- _Given task_
Provide only the number of lines where "tout" occurs.

+ + + + +

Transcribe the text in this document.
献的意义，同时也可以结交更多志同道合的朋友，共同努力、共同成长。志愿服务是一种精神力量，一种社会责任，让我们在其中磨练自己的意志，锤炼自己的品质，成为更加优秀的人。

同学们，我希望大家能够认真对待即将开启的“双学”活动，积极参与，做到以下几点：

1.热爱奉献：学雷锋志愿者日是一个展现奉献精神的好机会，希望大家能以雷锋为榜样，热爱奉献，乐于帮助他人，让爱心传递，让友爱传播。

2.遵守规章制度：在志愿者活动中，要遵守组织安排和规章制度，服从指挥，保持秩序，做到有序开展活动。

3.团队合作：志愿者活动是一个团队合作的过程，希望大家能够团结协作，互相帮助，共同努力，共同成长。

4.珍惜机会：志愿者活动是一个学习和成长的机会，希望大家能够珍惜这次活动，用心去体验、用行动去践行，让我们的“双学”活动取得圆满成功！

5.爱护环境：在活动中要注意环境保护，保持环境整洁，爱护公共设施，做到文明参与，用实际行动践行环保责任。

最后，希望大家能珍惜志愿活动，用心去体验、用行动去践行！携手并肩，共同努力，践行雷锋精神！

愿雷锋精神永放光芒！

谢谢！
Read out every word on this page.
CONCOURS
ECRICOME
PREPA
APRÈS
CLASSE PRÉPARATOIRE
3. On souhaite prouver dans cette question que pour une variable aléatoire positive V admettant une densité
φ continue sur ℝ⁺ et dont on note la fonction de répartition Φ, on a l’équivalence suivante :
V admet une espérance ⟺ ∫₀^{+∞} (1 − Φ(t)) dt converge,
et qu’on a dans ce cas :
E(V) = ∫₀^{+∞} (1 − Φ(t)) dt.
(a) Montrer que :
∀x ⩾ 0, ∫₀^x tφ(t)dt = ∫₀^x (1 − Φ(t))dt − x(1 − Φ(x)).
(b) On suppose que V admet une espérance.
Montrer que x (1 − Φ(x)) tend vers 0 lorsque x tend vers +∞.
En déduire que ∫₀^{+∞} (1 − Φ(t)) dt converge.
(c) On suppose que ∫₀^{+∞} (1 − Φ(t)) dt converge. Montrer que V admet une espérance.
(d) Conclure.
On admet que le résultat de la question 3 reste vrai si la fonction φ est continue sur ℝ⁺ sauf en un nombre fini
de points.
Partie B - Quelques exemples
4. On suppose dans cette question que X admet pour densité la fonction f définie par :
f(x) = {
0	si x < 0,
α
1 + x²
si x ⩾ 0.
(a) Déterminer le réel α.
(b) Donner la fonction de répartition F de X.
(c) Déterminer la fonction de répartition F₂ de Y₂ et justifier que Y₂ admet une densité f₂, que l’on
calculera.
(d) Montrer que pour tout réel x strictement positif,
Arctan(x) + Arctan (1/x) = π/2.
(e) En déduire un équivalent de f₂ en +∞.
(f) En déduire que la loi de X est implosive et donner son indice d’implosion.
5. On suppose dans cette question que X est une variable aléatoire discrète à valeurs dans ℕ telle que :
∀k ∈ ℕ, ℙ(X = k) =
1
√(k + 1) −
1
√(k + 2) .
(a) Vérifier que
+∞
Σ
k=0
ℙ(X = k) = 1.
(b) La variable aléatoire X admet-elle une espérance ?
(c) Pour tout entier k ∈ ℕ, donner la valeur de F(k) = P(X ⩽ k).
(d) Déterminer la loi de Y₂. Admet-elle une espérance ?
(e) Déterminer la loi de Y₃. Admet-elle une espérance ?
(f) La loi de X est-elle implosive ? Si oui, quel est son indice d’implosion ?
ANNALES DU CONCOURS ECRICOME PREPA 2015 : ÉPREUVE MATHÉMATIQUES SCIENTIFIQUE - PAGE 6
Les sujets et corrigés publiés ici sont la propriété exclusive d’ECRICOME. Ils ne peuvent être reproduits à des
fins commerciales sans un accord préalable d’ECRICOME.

+ + + + +

- _Completed exercise_
2